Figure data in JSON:
· · · · ·

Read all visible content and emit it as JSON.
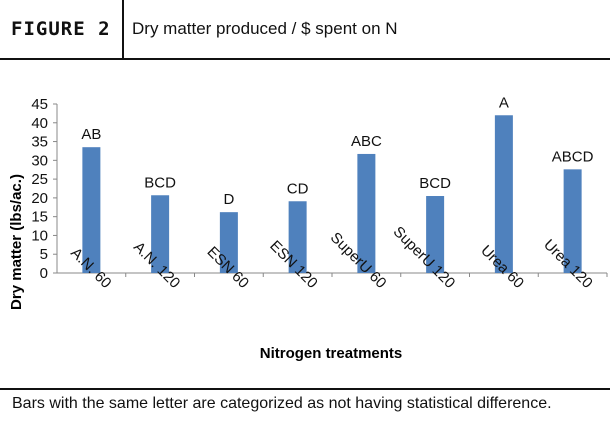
{
  "figure": {
    "label": "FIGURE 2",
    "title": "Dry matter produced / $ spent on N"
  },
  "footnote": "Bars with the same letter are categorized as not having statistical difference.",
  "colors": {
    "bar": "#4f81bd",
    "text": "#111111"
  },
  "chart_data": {
    "type": "bar",
    "categories": [
      "A.N. 60",
      "A.N. 120",
      "ESN 60",
      "ESN 120",
      "SuperU 60",
      "SuperU 120",
      "Urea 60",
      "Urea 120"
    ],
    "values": [
      33.5,
      20.7,
      16.2,
      19.1,
      31.7,
      20.5,
      42.0,
      27.6
    ],
    "letters": [
      "AB",
      "BCD",
      "D",
      "CD",
      "ABC",
      "BCD",
      "A",
      "ABCD"
    ],
    "title": "",
    "xlabel": "Nitrogen treatments",
    "ylabel": "Dry matter (lbs/ac.)",
    "ylim": [
      0,
      45
    ],
    "yticks": [
      0,
      5,
      10,
      15,
      20,
      25,
      30,
      35,
      40,
      45
    ],
    "grid": false,
    "legend": "none"
  }
}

· · · · ·

Work to be completed: Find all lines with "matter" in them and copy each one.

Task solution:
    "title": "Dry matter produced / $ spent on N"
    "ylabel": "Dry matter (lbs/ac.)",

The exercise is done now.